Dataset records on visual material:
______

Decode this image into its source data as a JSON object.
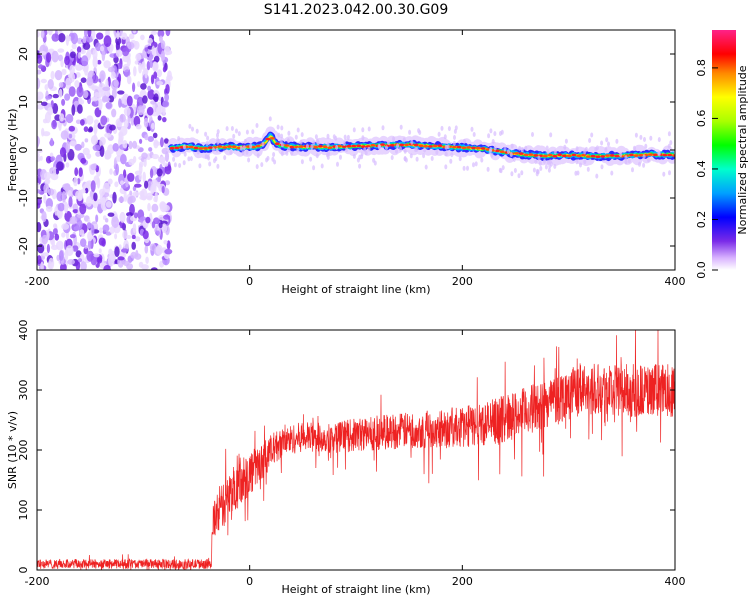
{
  "title": "S141.2023.042.00.30.G09",
  "colors": {
    "snr_line": "#ee2222",
    "noise": "#7a2be8",
    "background": "#ffffff"
  },
  "chart_data": [
    {
      "type": "heatmap",
      "xlabel": "Height of straight line (km)",
      "ylabel": "Frequency (Hz)",
      "xlim": [
        -200,
        400
      ],
      "ylim": [
        -25,
        25
      ],
      "x_ticks": [
        -200,
        0,
        200,
        400
      ],
      "y_ticks": [
        -20,
        -10,
        0,
        10,
        20
      ],
      "x_tick_labels": [
        "-200",
        "0",
        "200",
        "400"
      ],
      "y_tick_labels": [
        "-20",
        "-10",
        "0",
        "10",
        "20"
      ],
      "colorbar": {
        "label": "Normalized spectral amplitude",
        "range": [
          0,
          0.95
        ],
        "ticks": [
          0.0,
          0.2,
          0.4,
          0.6,
          0.8
        ],
        "tick_labels": [
          "0.0",
          "0.2",
          "0.4",
          "0.6",
          "0.8"
        ]
      },
      "noise_region_x": [
        -200,
        -75
      ],
      "ridge": {
        "x": [
          -75,
          -60,
          -50,
          -40,
          -30,
          -20,
          -10,
          0,
          10,
          15,
          20,
          25,
          35,
          50,
          60,
          75,
          100,
          125,
          150,
          175,
          200,
          225,
          250,
          275,
          300,
          325,
          350,
          375,
          400
        ],
        "freq_hz": [
          0.3,
          0.8,
          0.4,
          0.3,
          0.6,
          0.7,
          0.5,
          0.6,
          0.8,
          1.6,
          3.0,
          1.2,
          0.8,
          0.6,
          0.7,
          0.6,
          0.8,
          1.0,
          1.1,
          0.8,
          0.5,
          0.1,
          -0.8,
          -1.2,
          -1.1,
          -1.3,
          -1.2,
          -0.9,
          -1.0
        ]
      }
    },
    {
      "type": "line",
      "xlabel": "Height of straight line (km)",
      "ylabel": "SNR (10 * v/v)",
      "xlim": [
        -200,
        400
      ],
      "ylim": [
        0,
        400
      ],
      "x_ticks": [
        -200,
        0,
        200,
        400
      ],
      "y_ticks": [
        0,
        100,
        200,
        300,
        400
      ],
      "x_tick_labels": [
        "-200",
        "0",
        "200",
        "400"
      ],
      "y_tick_labels": [
        "0",
        "100",
        "200",
        "300",
        "400"
      ],
      "series": [
        {
          "x": [
            -200,
            -150,
            -100,
            -50,
            -36,
            -35,
            -30,
            -20,
            -10,
            0,
            10,
            20,
            30,
            40,
            50,
            75,
            100,
            125,
            150,
            175,
            200,
            225,
            250,
            275,
            300,
            325,
            350,
            375,
            400
          ],
          "y": [
            10,
            10,
            10,
            10,
            10,
            75,
            95,
            120,
            150,
            160,
            178,
            198,
            212,
            218,
            222,
            220,
            225,
            230,
            233,
            235,
            238,
            245,
            258,
            275,
            295,
            305,
            300,
            298,
            300
          ],
          "spread": [
            8,
            8,
            8,
            8,
            8,
            30,
            35,
            40,
            40,
            40,
            30,
            28,
            25,
            25,
            25,
            25,
            28,
            30,
            30,
            32,
            35,
            38,
            40,
            42,
            45,
            45,
            45,
            45,
            45
          ]
        }
      ]
    }
  ]
}
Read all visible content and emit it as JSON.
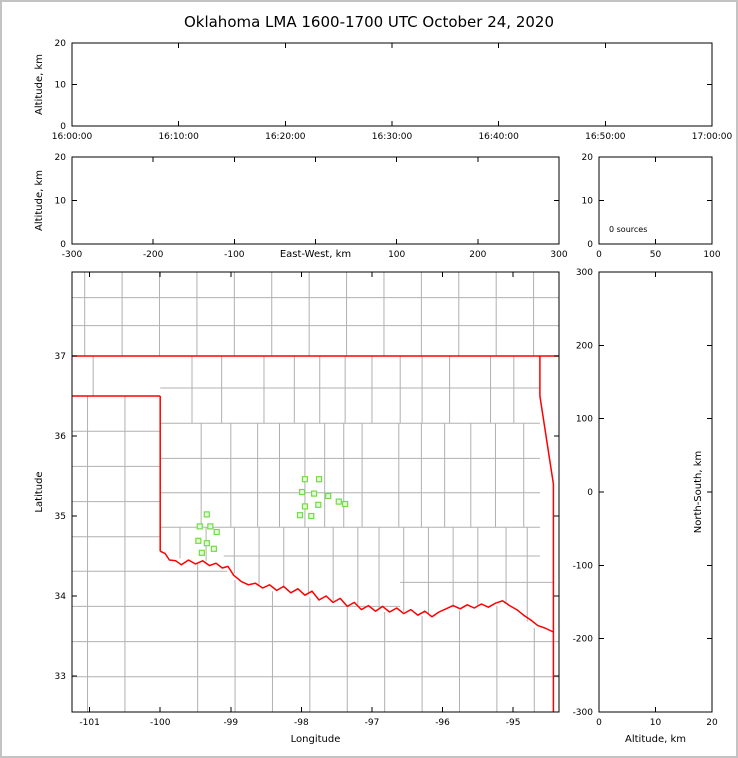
{
  "meta": {
    "title": "Oklahoma LMA 1600-1700 UTC October 24, 2020"
  },
  "colors": {
    "state_border": "#ff0000",
    "county_line": "#b0b0b0",
    "station_fill": "#e4fbda",
    "station_stroke": "#70dd46",
    "axis": "#000000",
    "background": "#ffffff",
    "frame": "#c3c3c3"
  },
  "chart_data": [
    {
      "id": "time-altitude",
      "type": "scatter",
      "points": [],
      "xlim": [
        57600,
        61200
      ],
      "ylim": [
        0,
        20
      ],
      "xticks": {
        "values": [
          57600,
          58200,
          58800,
          59400,
          60000,
          60600,
          61200
        ],
        "labels": [
          "16:00:00",
          "16:10:00",
          "16:20:00",
          "16:30:00",
          "16:40:00",
          "16:50:00",
          "17:00:00"
        ]
      },
      "yticks": {
        "values": [
          0,
          10,
          20
        ],
        "labels": [
          "0",
          "10",
          "20"
        ]
      },
      "ylabel": "Altitude, km"
    },
    {
      "id": "ew-altitude",
      "type": "scatter",
      "points": [],
      "xlim": [
        -300,
        300
      ],
      "ylim": [
        0,
        20
      ],
      "xticks": {
        "values": [
          -300,
          -200,
          -100,
          0,
          100,
          200,
          300
        ],
        "labels": [
          "-300",
          "-200",
          "-100",
          "",
          "100",
          "200",
          "300"
        ]
      },
      "yticks": {
        "values": [
          0,
          10,
          20
        ],
        "labels": [
          "0",
          "10",
          "20"
        ]
      },
      "ylabel": "Altitude, km",
      "xlabel": "East-West, km",
      "xlabel_inline": true
    },
    {
      "id": "alt-histogram",
      "type": "line",
      "points": [],
      "xlim": [
        0,
        100
      ],
      "ylim": [
        0,
        20
      ],
      "xticks": {
        "values": [
          0,
          50,
          100
        ],
        "labels": [
          "0",
          "50",
          "100"
        ]
      },
      "yticks": {
        "values": [
          0,
          10,
          20
        ],
        "labels": [
          "0",
          "10",
          "20"
        ]
      },
      "annotation": {
        "text": "0 sources"
      }
    },
    {
      "id": "plan-view",
      "type": "scatter",
      "xlim": [
        -101.25,
        -94.35
      ],
      "ylim": [
        32.55,
        38.05
      ],
      "xticks": {
        "values": [
          -101,
          -100,
          -99,
          -98,
          -97,
          -96,
          -95
        ],
        "labels": [
          "-101",
          "-100",
          "-99",
          "-98",
          "-97",
          "-96",
          "-95"
        ]
      },
      "yticks": {
        "values": [
          33,
          34,
          35,
          36,
          37
        ],
        "labels": [
          "33",
          "34",
          "35",
          "36",
          "37"
        ]
      },
      "xlabel": "Longitude",
      "ylabel": "Latitude",
      "stations": [
        [
          -97.95,
          35.46
        ],
        [
          -97.75,
          35.46
        ],
        [
          -97.99,
          35.3
        ],
        [
          -97.82,
          35.28
        ],
        [
          -97.62,
          35.25
        ],
        [
          -97.95,
          35.12
        ],
        [
          -97.76,
          35.14
        ],
        [
          -98.02,
          35.01
        ],
        [
          -97.86,
          35.0
        ],
        [
          -97.47,
          35.18
        ],
        [
          -97.38,
          35.15
        ],
        [
          -99.34,
          35.02
        ],
        [
          -99.44,
          34.87
        ],
        [
          -99.29,
          34.87
        ],
        [
          -99.2,
          34.8
        ],
        [
          -99.46,
          34.69
        ],
        [
          -99.34,
          34.66
        ],
        [
          -99.24,
          34.59
        ],
        [
          -99.41,
          34.54
        ]
      ],
      "state_borders": [
        [
          [
            -101.25,
            37
          ],
          [
            -94.35,
            37
          ]
        ],
        [
          [
            -101.25,
            36.5
          ],
          [
            -100,
            36.5
          ]
        ],
        [
          [
            -100,
            36.5
          ],
          [
            -100,
            34.56
          ]
        ],
        [
          [
            -100,
            34.56
          ],
          [
            -99.93,
            34.53
          ],
          [
            -99.87,
            34.45
          ],
          [
            -99.78,
            34.44
          ],
          [
            -99.7,
            34.39
          ],
          [
            -99.6,
            34.45
          ],
          [
            -99.5,
            34.4
          ],
          [
            -99.4,
            34.44
          ],
          [
            -99.3,
            34.38
          ],
          [
            -99.21,
            34.41
          ],
          [
            -99.12,
            34.35
          ],
          [
            -99.04,
            34.37
          ],
          [
            -98.96,
            34.26
          ],
          [
            -98.85,
            34.18
          ],
          [
            -98.75,
            34.14
          ],
          [
            -98.65,
            34.16
          ],
          [
            -98.55,
            34.1
          ],
          [
            -98.45,
            34.14
          ],
          [
            -98.35,
            34.07
          ],
          [
            -98.25,
            34.12
          ],
          [
            -98.15,
            34.04
          ],
          [
            -98.05,
            34.09
          ],
          [
            -97.95,
            34.01
          ],
          [
            -97.85,
            34.06
          ],
          [
            -97.75,
            33.95
          ],
          [
            -97.65,
            34.0
          ],
          [
            -97.55,
            33.92
          ],
          [
            -97.45,
            33.97
          ],
          [
            -97.35,
            33.87
          ],
          [
            -97.25,
            33.92
          ],
          [
            -97.15,
            33.83
          ],
          [
            -97.05,
            33.88
          ],
          [
            -96.95,
            33.81
          ],
          [
            -96.85,
            33.87
          ],
          [
            -96.75,
            33.8
          ],
          [
            -96.65,
            33.85
          ],
          [
            -96.55,
            33.78
          ],
          [
            -96.45,
            33.83
          ],
          [
            -96.35,
            33.76
          ],
          [
            -96.25,
            33.81
          ],
          [
            -96.15,
            33.74
          ],
          [
            -96.05,
            33.8
          ],
          [
            -95.95,
            33.84
          ],
          [
            -95.85,
            33.88
          ],
          [
            -95.75,
            33.84
          ],
          [
            -95.65,
            33.89
          ],
          [
            -95.55,
            33.85
          ],
          [
            -95.45,
            33.9
          ],
          [
            -95.35,
            33.86
          ],
          [
            -95.25,
            33.91
          ],
          [
            -95.15,
            33.94
          ],
          [
            -95.05,
            33.88
          ],
          [
            -94.95,
            33.83
          ],
          [
            -94.85,
            33.76
          ],
          [
            -94.75,
            33.7
          ],
          [
            -94.65,
            33.63
          ],
          [
            -94.55,
            33.6
          ],
          [
            -94.43,
            33.55
          ]
        ],
        [
          [
            -94.62,
            37
          ],
          [
            -94.62,
            36.5
          ],
          [
            -94.43,
            35.4
          ],
          [
            -94.43,
            33.55
          ],
          [
            -94.43,
            32.55
          ]
        ]
      ],
      "county_h": [
        [
          37.38,
          -101.25,
          -94.35
        ],
        [
          37.73,
          -101.25,
          -94.35
        ],
        [
          36.6,
          -100,
          -94.62
        ],
        [
          36.16,
          -100,
          -94.62
        ],
        [
          35.72,
          -100,
          -94.62
        ],
        [
          35.29,
          -100,
          -94.62
        ],
        [
          34.86,
          -100,
          -94.62
        ],
        [
          34.5,
          -99.1,
          -94.62
        ],
        [
          34.17,
          -96.6,
          -94.43
        ],
        [
          36.06,
          -101.25,
          -100
        ],
        [
          35.62,
          -101.25,
          -100
        ],
        [
          35.18,
          -101.25,
          -100
        ],
        [
          34.74,
          -101.25,
          -100
        ],
        [
          34.31,
          -101.25,
          -100
        ],
        [
          34.31,
          -100,
          -99.05
        ],
        [
          33.87,
          -101.25,
          -96.6
        ],
        [
          33.43,
          -101.25,
          -94.35
        ],
        [
          32.99,
          -101.25,
          -94.35
        ]
      ],
      "county_v": [
        [
          -101.07,
          37,
          38.05
        ],
        [
          -100.54,
          37,
          38.05
        ],
        [
          -100.01,
          37,
          38.05
        ],
        [
          -99.48,
          37,
          38.05
        ],
        [
          -98.95,
          37,
          38.05
        ],
        [
          -98.42,
          37,
          38.05
        ],
        [
          -97.89,
          37,
          38.05
        ],
        [
          -97.36,
          37,
          38.05
        ],
        [
          -96.83,
          37,
          38.05
        ],
        [
          -96.3,
          37,
          38.05
        ],
        [
          -95.77,
          37,
          38.05
        ],
        [
          -95.24,
          37,
          38.05
        ],
        [
          -94.71,
          37,
          38.05
        ],
        [
          -100.95,
          36.5,
          37
        ],
        [
          -101.03,
          32.55,
          36.5
        ],
        [
          -100.5,
          32.55,
          36.5
        ],
        [
          -99.55,
          36.16,
          37
        ],
        [
          -99.13,
          36.16,
          37
        ],
        [
          -98.53,
          36.16,
          37
        ],
        [
          -98.1,
          36.16,
          37
        ],
        [
          -97.74,
          36.16,
          37
        ],
        [
          -97.38,
          36.16,
          37
        ],
        [
          -97.0,
          36.16,
          37
        ],
        [
          -96.6,
          36.16,
          37
        ],
        [
          -96.29,
          36.16,
          37
        ],
        [
          -95.9,
          36.16,
          37
        ],
        [
          -95.32,
          36.16,
          37
        ],
        [
          -94.99,
          36.16,
          37
        ],
        [
          -99.42,
          34.86,
          36.16
        ],
        [
          -99.0,
          34.86,
          36.16
        ],
        [
          -98.62,
          34.86,
          36.16
        ],
        [
          -98.31,
          34.86,
          36.16
        ],
        [
          -97.95,
          34.86,
          36.16
        ],
        [
          -97.67,
          34.86,
          36.16
        ],
        [
          -97.4,
          34.86,
          36.16
        ],
        [
          -97.14,
          34.86,
          36.16
        ],
        [
          -96.62,
          34.86,
          36.16
        ],
        [
          -96.3,
          34.86,
          36.16
        ],
        [
          -95.97,
          34.86,
          36.16
        ],
        [
          -95.6,
          34.86,
          36.16
        ],
        [
          -95.25,
          34.86,
          36.16
        ],
        [
          -94.85,
          34.86,
          36.16
        ],
        [
          -99.72,
          34.47,
          34.86
        ],
        [
          -99.35,
          34.44,
          34.86
        ],
        [
          -98.95,
          34.28,
          34.86
        ],
        [
          -98.6,
          34.13,
          34.86
        ],
        [
          -98.25,
          34.1,
          34.86
        ],
        [
          -97.9,
          34.02,
          34.86
        ],
        [
          -97.55,
          33.94,
          34.86
        ],
        [
          -97.2,
          33.89,
          34.86
        ],
        [
          -96.9,
          33.83,
          34.86
        ],
        [
          -96.55,
          33.8,
          34.86
        ],
        [
          -96.2,
          33.78,
          34.86
        ],
        [
          -95.85,
          33.86,
          34.86
        ],
        [
          -95.5,
          33.88,
          34.86
        ],
        [
          -95.1,
          33.92,
          34.86
        ],
        [
          -94.8,
          33.68,
          34.86
        ],
        [
          -99.47,
          32.55,
          34.42
        ],
        [
          -98.94,
          32.55,
          34.2
        ],
        [
          -98.41,
          32.55,
          34.06
        ],
        [
          -97.88,
          32.55,
          33.98
        ],
        [
          -97.35,
          32.55,
          33.86
        ],
        [
          -96.82,
          32.55,
          33.8
        ],
        [
          -96.29,
          32.55,
          33.75
        ],
        [
          -95.76,
          32.55,
          33.82
        ],
        [
          -95.23,
          32.55,
          33.88
        ],
        [
          -94.7,
          32.55,
          33.6
        ]
      ]
    },
    {
      "id": "ns-altitude",
      "type": "scatter",
      "points": [],
      "xlim": [
        0,
        20
      ],
      "ylim": [
        -300,
        300
      ],
      "xticks": {
        "values": [
          0,
          10,
          20
        ],
        "labels": [
          "0",
          "10",
          "20"
        ]
      },
      "yticks": {
        "values": [
          -300,
          -200,
          -100,
          0,
          100,
          200,
          300
        ],
        "labels": [
          "-300",
          "-200",
          "-100",
          "0",
          "100",
          "200",
          "300"
        ]
      },
      "xlabel": "Altitude, km",
      "ylabel_right": "North-South, km"
    }
  ]
}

______

What the task requires: Scan the records above and report how many lines include the word "JSON", without any other text.

Response: 2